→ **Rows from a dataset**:
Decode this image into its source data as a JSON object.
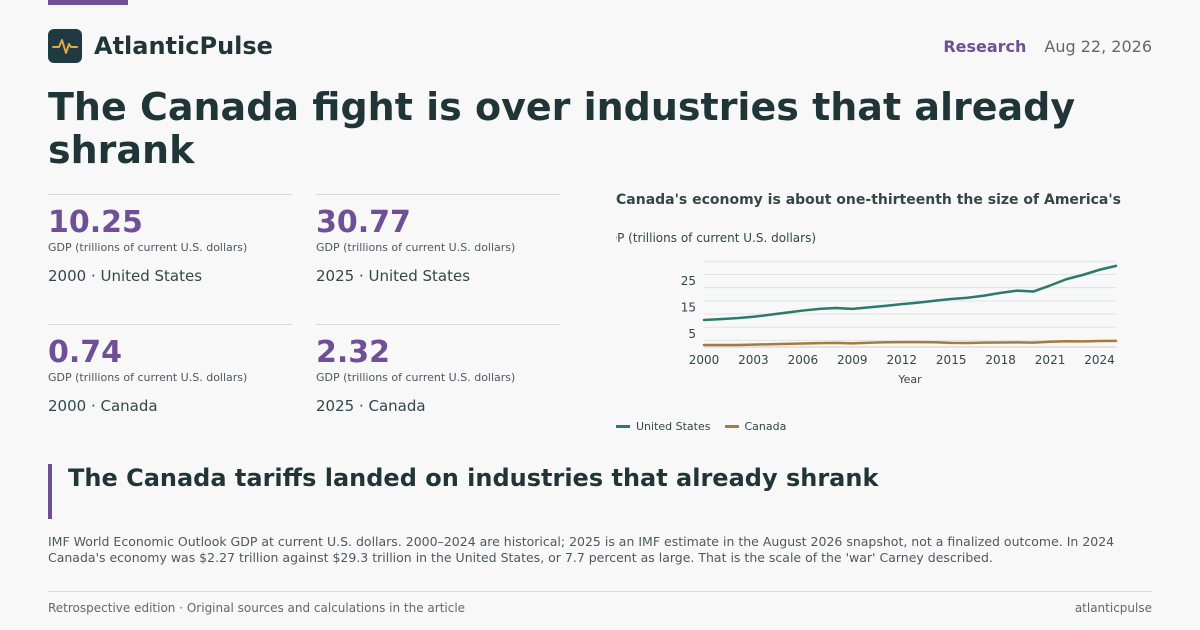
{
  "brand": {
    "name": "AtlanticPulse",
    "logo_icon": "pulse-icon"
  },
  "meta": {
    "section": "Research",
    "date": "Aug 22, 2026"
  },
  "headline": "The Canada fight is over industries that already shrank",
  "stats": [
    {
      "value": "10.25",
      "unit": "GDP (trillions of current U.S. dollars)",
      "label": "2000 · United States"
    },
    {
      "value": "30.77",
      "unit": "GDP (trillions of current U.S. dollars)",
      "label": "2025 · United States"
    },
    {
      "value": "0.74",
      "unit": "GDP (trillions of current U.S. dollars)",
      "label": "2000 · Canada"
    },
    {
      "value": "2.32",
      "unit": "GDP (trillions of current U.S. dollars)",
      "label": "2025 · Canada"
    }
  ],
  "chart_data": {
    "type": "line",
    "title": "Canada's economy is about one-thirteenth the size of America's",
    "ylabel": "GDP (trillions of current U.S. dollars)",
    "xlabel": "Year",
    "x": [
      2000,
      2001,
      2002,
      2003,
      2004,
      2005,
      2006,
      2007,
      2008,
      2009,
      2010,
      2011,
      2012,
      2013,
      2014,
      2015,
      2016,
      2017,
      2018,
      2019,
      2020,
      2021,
      2022,
      2023,
      2024,
      2025
    ],
    "x_ticks": [
      2000,
      2003,
      2006,
      2009,
      2012,
      2015,
      2018,
      2021,
      2024
    ],
    "y_ticks": [
      5,
      15,
      25
    ],
    "xlim": [
      2000,
      2025
    ],
    "ylim": [
      0,
      33
    ],
    "grid": true,
    "legend_position": "bottom-left",
    "series": [
      {
        "name": "United States",
        "color": "#2a7a6e",
        "values": [
          10.25,
          10.58,
          10.94,
          11.46,
          12.22,
          13.04,
          13.82,
          14.47,
          14.77,
          14.48,
          15.05,
          15.6,
          16.25,
          16.84,
          17.55,
          18.21,
          18.7,
          19.48,
          20.53,
          21.38,
          21.06,
          23.32,
          25.74,
          27.36,
          29.3,
          30.77
        ]
      },
      {
        "name": "Canada",
        "color": "#a87a3a",
        "values": [
          0.74,
          0.74,
          0.76,
          0.9,
          1.03,
          1.17,
          1.32,
          1.47,
          1.55,
          1.37,
          1.62,
          1.79,
          1.83,
          1.85,
          1.81,
          1.56,
          1.53,
          1.65,
          1.73,
          1.74,
          1.65,
          2.0,
          2.16,
          2.14,
          2.27,
          2.32
        ]
      }
    ]
  },
  "subhead": "The Canada tariffs landed on industries that already shrank",
  "body": "IMF World Economic Outlook GDP at current U.S. dollars. 2000–2024 are historical; 2025 is an IMF estimate in the August 2026 snapshot, not a finalized outcome. In 2024 Canada's economy was $2.27 trillion against $29.3 trillion in the United States, or 7.7 percent as large. That is the scale of the 'war' Carney described.",
  "footer": {
    "left": "Retrospective edition · Original sources and calculations in the article",
    "right": "atlanticpulse"
  }
}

→ **Given exercise**: Write out every entry again word for word, without any of the pictures.

→ **Exercise output**:
Decode this image into its source data as a JSON object.
{
  "brand": {
    "name": "AtlanticPulse",
    "logo_icon": "pulse-icon"
  },
  "meta": {
    "section": "Research",
    "date": "Aug 22, 2026"
  },
  "headline": "The Canada fight is over industries that already shrank",
  "stats": [
    {
      "value": "10.25",
      "unit": "GDP (trillions of current U.S. dollars)",
      "label": "2000 · United States"
    },
    {
      "value": "30.77",
      "unit": "GDP (trillions of current U.S. dollars)",
      "label": "2025 · United States"
    },
    {
      "value": "0.74",
      "unit": "GDP (trillions of current U.S. dollars)",
      "label": "2000 · Canada"
    },
    {
      "value": "2.32",
      "unit": "GDP (trillions of current U.S. dollars)",
      "label": "2025 · Canada"
    }
  ],
  "chart_data": {
    "type": "line",
    "title": "Canada's economy is about one-thirteenth the size of America's",
    "ylabel": "GDP (trillions of current U.S. dollars)",
    "xlabel": "Year",
    "x": [
      2000,
      2001,
      2002,
      2003,
      2004,
      2005,
      2006,
      2007,
      2008,
      2009,
      2010,
      2011,
      2012,
      2013,
      2014,
      2015,
      2016,
      2017,
      2018,
      2019,
      2020,
      2021,
      2022,
      2023,
      2024,
      2025
    ],
    "x_ticks": [
      2000,
      2003,
      2006,
      2009,
      2012,
      2015,
      2018,
      2021,
      2024
    ],
    "y_ticks": [
      5,
      15,
      25
    ],
    "xlim": [
      2000,
      2025
    ],
    "ylim": [
      0,
      33
    ],
    "grid": true,
    "legend_position": "bottom-left",
    "series": [
      {
        "name": "United States",
        "color": "#2a7a6e",
        "values": [
          10.25,
          10.58,
          10.94,
          11.46,
          12.22,
          13.04,
          13.82,
          14.47,
          14.77,
          14.48,
          15.05,
          15.6,
          16.25,
          16.84,
          17.55,
          18.21,
          18.7,
          19.48,
          20.53,
          21.38,
          21.06,
          23.32,
          25.74,
          27.36,
          29.3,
          30.77
        ]
      },
      {
        "name": "Canada",
        "color": "#a87a3a",
        "values": [
          0.74,
          0.74,
          0.76,
          0.9,
          1.03,
          1.17,
          1.32,
          1.47,
          1.55,
          1.37,
          1.62,
          1.79,
          1.83,
          1.85,
          1.81,
          1.56,
          1.53,
          1.65,
          1.73,
          1.74,
          1.65,
          2.0,
          2.16,
          2.14,
          2.27,
          2.32
        ]
      }
    ]
  },
  "subhead": "The Canada tariffs landed on industries that already shrank",
  "body": "IMF World Economic Outlook GDP at current U.S. dollars. 2000–2024 are historical; 2025 is an IMF estimate in the August 2026 snapshot, not a finalized outcome. In 2024 Canada's economy was $2.27 trillion against $29.3 trillion in the United States, or 7.7 percent as large. That is the scale of the 'war' Carney described.",
  "footer": {
    "left": "Retrospective edition · Original sources and calculations in the article",
    "right": "atlanticpulse"
  }
}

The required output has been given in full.